WHAT IS NEEDED.
Collect every line of the records below that contains the string "this", and copy each of those lines in full.

╔══

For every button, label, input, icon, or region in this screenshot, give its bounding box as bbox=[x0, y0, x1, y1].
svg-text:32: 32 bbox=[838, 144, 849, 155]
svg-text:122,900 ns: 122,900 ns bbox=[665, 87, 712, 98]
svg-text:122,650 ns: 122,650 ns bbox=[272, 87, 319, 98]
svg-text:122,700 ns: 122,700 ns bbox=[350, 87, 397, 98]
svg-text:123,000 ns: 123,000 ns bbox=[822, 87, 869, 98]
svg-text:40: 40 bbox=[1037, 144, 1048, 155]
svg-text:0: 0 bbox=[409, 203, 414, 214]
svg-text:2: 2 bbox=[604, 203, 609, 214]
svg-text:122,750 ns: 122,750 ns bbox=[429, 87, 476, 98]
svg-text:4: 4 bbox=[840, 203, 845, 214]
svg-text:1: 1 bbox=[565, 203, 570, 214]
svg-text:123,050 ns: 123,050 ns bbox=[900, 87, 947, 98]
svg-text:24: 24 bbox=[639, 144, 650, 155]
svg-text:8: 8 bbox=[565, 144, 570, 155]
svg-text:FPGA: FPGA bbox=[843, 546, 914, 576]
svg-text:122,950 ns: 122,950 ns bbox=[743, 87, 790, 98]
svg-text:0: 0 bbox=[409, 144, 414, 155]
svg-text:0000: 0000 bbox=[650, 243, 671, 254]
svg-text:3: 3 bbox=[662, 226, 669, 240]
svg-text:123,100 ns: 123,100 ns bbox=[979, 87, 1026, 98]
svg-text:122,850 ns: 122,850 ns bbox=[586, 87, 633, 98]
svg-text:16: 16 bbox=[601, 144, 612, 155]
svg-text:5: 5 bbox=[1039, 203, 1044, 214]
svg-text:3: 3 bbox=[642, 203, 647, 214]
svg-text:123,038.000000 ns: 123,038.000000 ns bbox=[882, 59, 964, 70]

╚══

EXERCISE ANSWER.
For every button, label, input, icon, or region in this screenshot, give its bounding box as bbox=[x0, y0, x1, y1].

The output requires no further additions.